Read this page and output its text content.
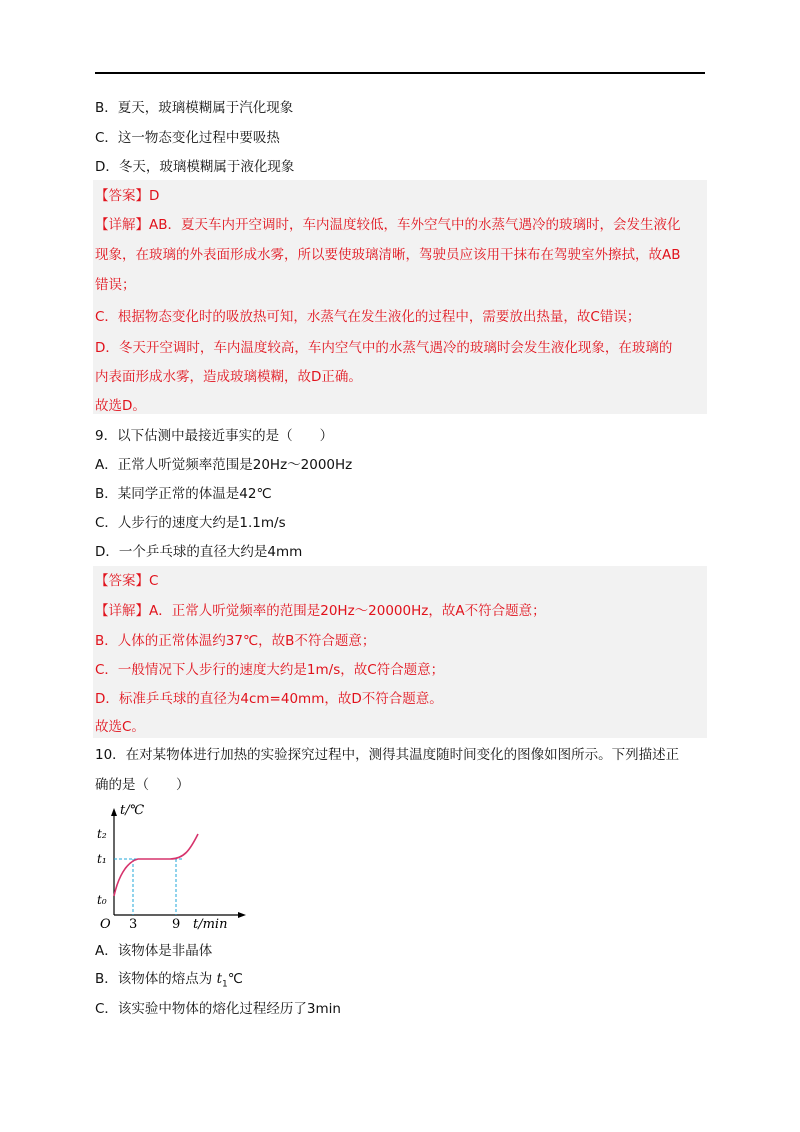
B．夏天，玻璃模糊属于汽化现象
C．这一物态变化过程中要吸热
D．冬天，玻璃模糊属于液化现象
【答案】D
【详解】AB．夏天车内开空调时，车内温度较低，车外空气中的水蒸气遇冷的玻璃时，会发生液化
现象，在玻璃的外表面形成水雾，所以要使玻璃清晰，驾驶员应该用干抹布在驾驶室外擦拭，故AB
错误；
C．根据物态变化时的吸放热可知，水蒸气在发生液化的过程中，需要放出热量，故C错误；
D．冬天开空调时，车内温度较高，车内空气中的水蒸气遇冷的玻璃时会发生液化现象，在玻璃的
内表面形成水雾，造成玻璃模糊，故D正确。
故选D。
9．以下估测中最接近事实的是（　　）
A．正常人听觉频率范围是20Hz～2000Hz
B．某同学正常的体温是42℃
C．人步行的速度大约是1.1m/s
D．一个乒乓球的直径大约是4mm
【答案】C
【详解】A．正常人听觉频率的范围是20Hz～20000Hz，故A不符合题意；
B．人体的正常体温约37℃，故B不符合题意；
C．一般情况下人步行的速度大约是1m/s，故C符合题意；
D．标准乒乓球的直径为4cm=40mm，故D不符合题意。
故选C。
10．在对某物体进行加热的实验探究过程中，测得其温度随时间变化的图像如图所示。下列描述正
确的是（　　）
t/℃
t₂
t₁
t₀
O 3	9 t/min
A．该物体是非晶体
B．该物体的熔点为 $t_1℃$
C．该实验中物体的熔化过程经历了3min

What is expected:
Extract the text of all the records above verbatim, excluding pictures.

Task result:
Read this page and output its text content.
B．夏天，玻璃模糊属于汽化现象
C．这一物态变化过程中要吸热
D．冬天，玻璃模糊属于液化现象
【答案】D
【详解】AB．夏天车内开空调时，车内温度较低，车外空气中的水蒸气遇冷的玻璃时，会发生液化
现象，在玻璃的外表面形成水雾，所以要使玻璃清晰，驾驶员应该用干抹布在驾驶室外擦拭，故AB
错误；
C．根据物态变化时的吸放热可知，水蒸气在发生液化的过程中，需要放出热量，故C错误；
D．冬天开空调时，车内温度较高，车内空气中的水蒸气遇冷的玻璃时会发生液化现象，在玻璃的
内表面形成水雾，造成玻璃模糊，故D正确。
故选D。
9．以下估测中最接近事实的是（　　）
A．正常人听觉频率范围是20Hz～2000Hz
B．某同学正常的体温是42℃
C．人步行的速度大约是1.1m/s
D．一个乒乓球的直径大约是4mm
【答案】C
【详解】A．正常人听觉频率的范围是20Hz～20000Hz，故A不符合题意；
B．人体的正常体温约37℃，故B不符合题意；
C．一般情况下人步行的速度大约是1m/s，故C符合题意；
D．标准乒乓球的直径为4cm=40mm，故D不符合题意。
故选C。
10．在对某物体进行加热的实验探究过程中，测得其温度随时间变化的图像如图所示。下列描述正
确的是（　　）
t/℃
t₂
t₁
t₀
O 3	9 t/min
A．该物体是非晶体
B．该物体的熔点为 $t_1℃$
C．该实验中物体的熔化过程经历了3min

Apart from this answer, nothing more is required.